Stated exercise A →
Using the study guide on The Way of the World, answer briefly:
(i) Where was the play first performed?
(ii) What work by Jeremy Collier is named, and in what year did it appear?
(iii) In his Dedication, which writer does Congreve align himself with?
Stated exercise B → Write the next part of the study guide on The Way of the World, picking up after its final sentence.
====== Source text
Below is a comprehensive, section-by-section study guide to William Congreve’s The Way of the World, developed according to the most appropriate layout for students of English literature in their BA and MA programs. It is designed as a one-stop academic resource, equally resourceful for beginners, advanced students, and examination candidates. For convenient navigation, all items are listed below. You may click the section titles to navigate to the desired section and read the study guide.
Read character sketches from The Way of the World – Mirabell | Millamant | Fainall | Lady Wishfort
Read Detailed Summary of the Play – The Way of the World by William Congreve Summary
Read the comprehensive study guide – The Way of the World Study Guide (currently reading)
Before you begin:
Play: The Way of the World (subtitled A Comedy)
Author: William Congreve (1670-1729)
First Performed: in 1700 at the theatre in Lincoln’s Inn Fields in London
First Published: 1700
I. Introduction and Historical Context
The Way of the World (first performed and published in 1700) stands at the culmination of Restoration comedy. It was Congreve’s last original play and represents the most intellectually refined expression of the Comedy of Manners. Unlike his earlier successes (Love for Love, The Double Dealer), this play met with only moderate stage success, primarily due to its exceptionally intricate plot and its refusal to flatter popular theatrical taste.
Congreve wrote the play at a moment when Restoration comedy itself was under ideological pressure. The late 1690s saw a backlash against perceived immorality on the English stage, most famously articulated in Jeremy Collier’s A Short View of the Immorality and Profaneness of the English Stage (1698). The Way of the World may be read as Congreve’s mature response: rather than abandoning wit and elegance, he deepens the genre’s moral dimension, insisting that social polish must be accompanied by ethical substance.
The play also reflects Congreve’s classical ambitions. In his Dedication, he aligns himself with Terence, prioritising the purity of dialogue, the balance of character, and intellectual discipline over theatrical sensationalism. This classical restraint partly explains why the play has been far more successful as a text for study than as a stage spectacle.
============
====== Listed entries
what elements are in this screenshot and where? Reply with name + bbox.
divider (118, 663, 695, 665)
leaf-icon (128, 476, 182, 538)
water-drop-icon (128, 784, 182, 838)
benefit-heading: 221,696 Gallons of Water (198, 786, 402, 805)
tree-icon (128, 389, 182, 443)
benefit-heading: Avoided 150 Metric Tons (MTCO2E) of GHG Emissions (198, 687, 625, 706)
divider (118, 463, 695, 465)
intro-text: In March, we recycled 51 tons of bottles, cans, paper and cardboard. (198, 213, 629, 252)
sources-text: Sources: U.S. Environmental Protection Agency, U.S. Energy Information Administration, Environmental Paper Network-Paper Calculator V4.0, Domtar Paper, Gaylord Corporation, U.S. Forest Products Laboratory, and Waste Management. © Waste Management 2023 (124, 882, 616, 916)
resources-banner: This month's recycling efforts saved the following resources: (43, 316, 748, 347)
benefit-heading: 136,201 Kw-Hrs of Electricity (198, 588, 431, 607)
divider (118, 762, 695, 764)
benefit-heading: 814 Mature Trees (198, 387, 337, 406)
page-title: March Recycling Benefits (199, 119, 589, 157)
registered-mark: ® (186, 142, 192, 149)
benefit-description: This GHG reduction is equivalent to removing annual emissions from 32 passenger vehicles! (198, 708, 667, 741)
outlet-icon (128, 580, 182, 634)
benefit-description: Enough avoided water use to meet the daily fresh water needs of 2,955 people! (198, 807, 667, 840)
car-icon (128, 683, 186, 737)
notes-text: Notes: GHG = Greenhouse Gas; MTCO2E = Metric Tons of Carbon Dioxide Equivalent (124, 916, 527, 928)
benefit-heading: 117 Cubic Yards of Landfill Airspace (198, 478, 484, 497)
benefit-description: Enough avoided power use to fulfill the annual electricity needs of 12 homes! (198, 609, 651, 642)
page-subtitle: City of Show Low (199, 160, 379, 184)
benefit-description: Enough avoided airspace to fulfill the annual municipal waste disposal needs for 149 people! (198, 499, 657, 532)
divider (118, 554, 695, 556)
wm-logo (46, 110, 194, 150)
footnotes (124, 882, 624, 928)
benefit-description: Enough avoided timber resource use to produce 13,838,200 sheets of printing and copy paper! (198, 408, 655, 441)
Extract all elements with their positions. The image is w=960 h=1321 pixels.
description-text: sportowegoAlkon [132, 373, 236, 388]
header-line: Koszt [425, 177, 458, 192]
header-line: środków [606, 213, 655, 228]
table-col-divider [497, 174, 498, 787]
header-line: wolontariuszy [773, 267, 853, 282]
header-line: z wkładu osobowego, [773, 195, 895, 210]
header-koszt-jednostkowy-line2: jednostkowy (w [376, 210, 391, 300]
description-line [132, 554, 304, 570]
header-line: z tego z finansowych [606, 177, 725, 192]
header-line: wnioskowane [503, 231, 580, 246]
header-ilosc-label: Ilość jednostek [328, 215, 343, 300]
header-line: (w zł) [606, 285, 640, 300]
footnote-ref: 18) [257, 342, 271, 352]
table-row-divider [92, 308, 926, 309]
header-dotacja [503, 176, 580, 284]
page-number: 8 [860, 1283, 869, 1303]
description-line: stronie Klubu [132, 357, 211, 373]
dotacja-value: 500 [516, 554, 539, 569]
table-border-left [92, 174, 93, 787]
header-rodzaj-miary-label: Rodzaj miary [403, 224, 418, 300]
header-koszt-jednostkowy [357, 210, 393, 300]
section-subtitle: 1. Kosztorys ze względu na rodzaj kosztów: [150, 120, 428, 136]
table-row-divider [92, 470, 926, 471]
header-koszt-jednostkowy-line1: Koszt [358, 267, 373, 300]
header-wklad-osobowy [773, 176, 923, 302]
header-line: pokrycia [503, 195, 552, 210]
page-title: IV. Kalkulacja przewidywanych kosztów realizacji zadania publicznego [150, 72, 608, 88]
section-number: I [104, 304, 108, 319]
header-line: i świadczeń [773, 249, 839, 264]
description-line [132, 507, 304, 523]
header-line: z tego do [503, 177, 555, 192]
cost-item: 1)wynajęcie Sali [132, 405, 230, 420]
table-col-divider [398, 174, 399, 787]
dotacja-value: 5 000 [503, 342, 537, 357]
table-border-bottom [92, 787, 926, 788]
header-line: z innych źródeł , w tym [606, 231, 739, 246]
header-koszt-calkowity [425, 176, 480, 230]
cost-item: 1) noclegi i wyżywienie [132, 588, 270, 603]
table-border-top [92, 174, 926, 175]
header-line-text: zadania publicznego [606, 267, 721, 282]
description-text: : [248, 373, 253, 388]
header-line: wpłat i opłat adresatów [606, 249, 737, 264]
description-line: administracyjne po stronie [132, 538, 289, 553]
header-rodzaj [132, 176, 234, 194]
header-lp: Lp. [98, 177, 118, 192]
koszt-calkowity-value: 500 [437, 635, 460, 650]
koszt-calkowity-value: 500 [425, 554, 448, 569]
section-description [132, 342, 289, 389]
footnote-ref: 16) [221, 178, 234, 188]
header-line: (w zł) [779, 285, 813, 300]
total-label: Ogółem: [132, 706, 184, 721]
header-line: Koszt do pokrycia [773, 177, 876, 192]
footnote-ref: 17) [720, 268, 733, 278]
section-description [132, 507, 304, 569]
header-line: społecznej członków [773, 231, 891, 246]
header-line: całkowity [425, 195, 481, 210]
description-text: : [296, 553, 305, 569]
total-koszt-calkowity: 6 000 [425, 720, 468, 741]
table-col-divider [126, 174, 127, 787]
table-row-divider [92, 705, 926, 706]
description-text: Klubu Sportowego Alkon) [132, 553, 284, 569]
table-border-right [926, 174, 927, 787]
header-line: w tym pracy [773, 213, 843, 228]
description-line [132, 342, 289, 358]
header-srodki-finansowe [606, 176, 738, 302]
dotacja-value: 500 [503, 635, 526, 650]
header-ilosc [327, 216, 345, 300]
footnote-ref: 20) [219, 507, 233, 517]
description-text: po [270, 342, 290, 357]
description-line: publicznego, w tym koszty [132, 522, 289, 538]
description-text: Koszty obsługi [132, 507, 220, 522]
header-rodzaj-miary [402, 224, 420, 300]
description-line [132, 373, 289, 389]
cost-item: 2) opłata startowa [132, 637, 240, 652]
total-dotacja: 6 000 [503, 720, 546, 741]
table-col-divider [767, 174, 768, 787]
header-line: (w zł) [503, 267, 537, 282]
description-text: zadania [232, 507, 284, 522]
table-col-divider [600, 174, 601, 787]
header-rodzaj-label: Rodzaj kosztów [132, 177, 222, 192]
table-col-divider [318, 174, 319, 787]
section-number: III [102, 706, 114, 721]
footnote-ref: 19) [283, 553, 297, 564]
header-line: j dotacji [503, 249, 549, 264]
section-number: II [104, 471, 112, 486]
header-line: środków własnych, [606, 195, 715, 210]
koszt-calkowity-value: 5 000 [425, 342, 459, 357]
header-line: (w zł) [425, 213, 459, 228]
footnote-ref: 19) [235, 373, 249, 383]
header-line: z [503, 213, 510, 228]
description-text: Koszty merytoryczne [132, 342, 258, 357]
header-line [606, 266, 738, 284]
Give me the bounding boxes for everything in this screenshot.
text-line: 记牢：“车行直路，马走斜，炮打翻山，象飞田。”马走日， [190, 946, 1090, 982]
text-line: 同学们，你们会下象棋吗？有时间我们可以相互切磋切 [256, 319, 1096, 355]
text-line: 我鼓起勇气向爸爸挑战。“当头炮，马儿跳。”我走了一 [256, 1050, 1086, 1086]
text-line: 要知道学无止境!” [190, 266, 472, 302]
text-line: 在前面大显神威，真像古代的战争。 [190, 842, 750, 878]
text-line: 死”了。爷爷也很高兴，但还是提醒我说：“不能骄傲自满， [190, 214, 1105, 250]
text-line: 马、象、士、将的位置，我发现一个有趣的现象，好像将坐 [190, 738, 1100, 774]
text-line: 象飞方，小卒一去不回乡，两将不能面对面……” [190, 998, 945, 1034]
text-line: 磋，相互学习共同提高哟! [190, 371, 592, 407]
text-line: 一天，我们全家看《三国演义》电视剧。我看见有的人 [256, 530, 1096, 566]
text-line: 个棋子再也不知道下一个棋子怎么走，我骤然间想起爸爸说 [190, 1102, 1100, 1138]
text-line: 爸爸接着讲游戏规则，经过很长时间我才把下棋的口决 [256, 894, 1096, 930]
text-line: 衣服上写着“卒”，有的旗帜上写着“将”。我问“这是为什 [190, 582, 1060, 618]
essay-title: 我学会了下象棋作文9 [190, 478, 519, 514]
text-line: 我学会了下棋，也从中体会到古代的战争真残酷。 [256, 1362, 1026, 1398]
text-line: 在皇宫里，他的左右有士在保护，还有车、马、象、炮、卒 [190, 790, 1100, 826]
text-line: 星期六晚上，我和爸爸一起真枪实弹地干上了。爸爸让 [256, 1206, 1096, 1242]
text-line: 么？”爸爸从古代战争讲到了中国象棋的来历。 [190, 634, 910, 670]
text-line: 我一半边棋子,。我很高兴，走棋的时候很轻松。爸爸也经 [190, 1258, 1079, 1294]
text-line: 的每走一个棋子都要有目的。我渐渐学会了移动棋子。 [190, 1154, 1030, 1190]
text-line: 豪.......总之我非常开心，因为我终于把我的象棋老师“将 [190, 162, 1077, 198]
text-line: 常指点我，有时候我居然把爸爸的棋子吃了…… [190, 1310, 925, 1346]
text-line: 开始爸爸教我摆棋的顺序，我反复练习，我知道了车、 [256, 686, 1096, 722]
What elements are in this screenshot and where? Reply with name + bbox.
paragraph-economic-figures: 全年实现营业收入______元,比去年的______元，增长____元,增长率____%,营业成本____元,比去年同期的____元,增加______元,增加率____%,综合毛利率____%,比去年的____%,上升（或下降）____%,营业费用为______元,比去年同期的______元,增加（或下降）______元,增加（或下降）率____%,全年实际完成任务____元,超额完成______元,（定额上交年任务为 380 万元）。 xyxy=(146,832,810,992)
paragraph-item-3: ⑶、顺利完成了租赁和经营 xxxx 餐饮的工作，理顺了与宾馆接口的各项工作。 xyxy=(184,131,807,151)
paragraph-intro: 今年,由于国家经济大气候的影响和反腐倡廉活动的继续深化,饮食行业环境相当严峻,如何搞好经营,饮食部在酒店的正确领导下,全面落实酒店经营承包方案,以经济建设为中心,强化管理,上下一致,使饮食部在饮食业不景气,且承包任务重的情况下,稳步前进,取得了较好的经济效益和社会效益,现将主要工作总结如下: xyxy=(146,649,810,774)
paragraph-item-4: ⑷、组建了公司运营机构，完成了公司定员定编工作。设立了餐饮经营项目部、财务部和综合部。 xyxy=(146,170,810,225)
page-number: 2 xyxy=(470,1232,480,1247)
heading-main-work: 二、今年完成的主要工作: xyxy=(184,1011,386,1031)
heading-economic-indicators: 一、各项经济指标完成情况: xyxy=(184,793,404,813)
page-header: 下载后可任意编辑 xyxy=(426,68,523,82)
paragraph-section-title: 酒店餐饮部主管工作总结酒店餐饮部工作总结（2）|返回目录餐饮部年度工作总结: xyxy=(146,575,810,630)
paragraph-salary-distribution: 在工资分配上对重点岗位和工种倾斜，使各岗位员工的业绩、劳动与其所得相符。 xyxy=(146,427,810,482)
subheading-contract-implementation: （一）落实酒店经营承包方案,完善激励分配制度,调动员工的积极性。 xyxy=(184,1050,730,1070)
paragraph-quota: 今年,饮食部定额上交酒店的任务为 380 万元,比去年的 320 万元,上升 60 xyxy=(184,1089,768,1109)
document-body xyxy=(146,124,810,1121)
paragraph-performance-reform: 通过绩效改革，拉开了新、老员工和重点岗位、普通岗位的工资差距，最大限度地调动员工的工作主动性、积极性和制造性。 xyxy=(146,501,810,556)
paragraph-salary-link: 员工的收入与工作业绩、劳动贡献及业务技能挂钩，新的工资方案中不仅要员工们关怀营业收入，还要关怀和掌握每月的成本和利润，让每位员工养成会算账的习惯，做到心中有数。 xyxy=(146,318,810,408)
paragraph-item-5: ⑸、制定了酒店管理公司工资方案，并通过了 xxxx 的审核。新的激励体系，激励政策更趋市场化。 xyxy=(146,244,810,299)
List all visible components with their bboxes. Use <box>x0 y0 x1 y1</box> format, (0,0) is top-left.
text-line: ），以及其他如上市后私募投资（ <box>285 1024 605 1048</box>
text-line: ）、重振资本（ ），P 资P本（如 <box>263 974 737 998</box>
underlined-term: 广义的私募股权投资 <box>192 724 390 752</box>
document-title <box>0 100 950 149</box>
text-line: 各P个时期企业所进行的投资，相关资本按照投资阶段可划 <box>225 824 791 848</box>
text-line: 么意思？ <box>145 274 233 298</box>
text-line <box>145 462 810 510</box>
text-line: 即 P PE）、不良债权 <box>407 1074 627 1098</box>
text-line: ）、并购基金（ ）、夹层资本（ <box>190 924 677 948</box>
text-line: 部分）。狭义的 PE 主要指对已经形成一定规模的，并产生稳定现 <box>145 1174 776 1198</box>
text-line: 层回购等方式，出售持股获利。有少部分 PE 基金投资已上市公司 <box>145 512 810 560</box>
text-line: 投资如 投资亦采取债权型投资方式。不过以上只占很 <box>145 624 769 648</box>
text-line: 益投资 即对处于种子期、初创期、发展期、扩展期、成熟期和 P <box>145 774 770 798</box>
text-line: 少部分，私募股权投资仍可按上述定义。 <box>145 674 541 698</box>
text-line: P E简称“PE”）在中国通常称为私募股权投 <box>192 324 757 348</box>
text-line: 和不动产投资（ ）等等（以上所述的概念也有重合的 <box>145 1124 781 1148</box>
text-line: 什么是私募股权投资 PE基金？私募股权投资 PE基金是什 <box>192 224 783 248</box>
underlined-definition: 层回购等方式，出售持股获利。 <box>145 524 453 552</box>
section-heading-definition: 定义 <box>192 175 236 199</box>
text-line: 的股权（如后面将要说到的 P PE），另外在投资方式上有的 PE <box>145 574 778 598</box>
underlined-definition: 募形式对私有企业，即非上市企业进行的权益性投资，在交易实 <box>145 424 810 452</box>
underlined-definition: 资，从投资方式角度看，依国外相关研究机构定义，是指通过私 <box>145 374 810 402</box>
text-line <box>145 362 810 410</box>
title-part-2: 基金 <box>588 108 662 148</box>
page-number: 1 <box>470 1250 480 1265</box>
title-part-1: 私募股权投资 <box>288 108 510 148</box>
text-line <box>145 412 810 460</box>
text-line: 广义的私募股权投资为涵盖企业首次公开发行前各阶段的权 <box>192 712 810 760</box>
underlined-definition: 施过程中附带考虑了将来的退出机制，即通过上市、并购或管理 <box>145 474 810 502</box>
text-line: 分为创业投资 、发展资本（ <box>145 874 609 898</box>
============
Exercise output A →
(i) At the theatre in Lincoln's Inn Fields in London.
(ii) A Short View of the Immorality and Profaneness of the English Stage, from 1698.
(iii) Terence.

Exercise output B →
II. Social and Moral Background of Restoration England
Restoration England (1660–1700) was marked by:
- The return of monarchy and aristocratic privilege
- An urban, court-centred culture valuing wit, elegance, and verbal sophistication
- A marriage economy governed by property, inheritance, and legal instruments
Within this milieu, marriage is not a romantic ideal but a social contract. Male guardians or senior relatives control women’s fortunes, and their reputation is both fragile and negotiable. The social world Congreve depicts is one in which:
- Adultery is common and often cynically accepted
- Marriage frequently masks economic calculation
- Personal liberty, especially for women, is constrained by decorum and law
Congreve does not idealise this world, nor does he reject it. Instead, he asks how one might retain personal integrity while navigating its constraints.
III. Plot Structure
Aristotle defines plot (mythos) as the soul of drama, and the editor of the Crofts Classics (1951) edition rightly insists that The Way of the World must be approached through its plot complexity, not in spite of it.
Structural Characteristics
- Unity of Time: The on-stage action unfolds within a few hours.
- Antecedent Action: Much of the plot depends on past events gradually disclosed through dialogue, resembling Greek tragedy.
- Double Motivation: The plot is simultaneously amatory (romantic) and financial.
Central Plot Movement
Mirabell seeks to marry Millamant with her full £6000 dowry, half of which is controlled by Lady Wishfort. Because Lady Wishfort despises Mirabell, he devises a scheme in which his servant Waitwell impersonates “Sir Rowland” and courts her. The plot moves through:
- Preparation and revelation of past intrigues
- Apparent success of Mirabell’s scheme (Act IV)
- Crisis and exposure (between Acts IV and V)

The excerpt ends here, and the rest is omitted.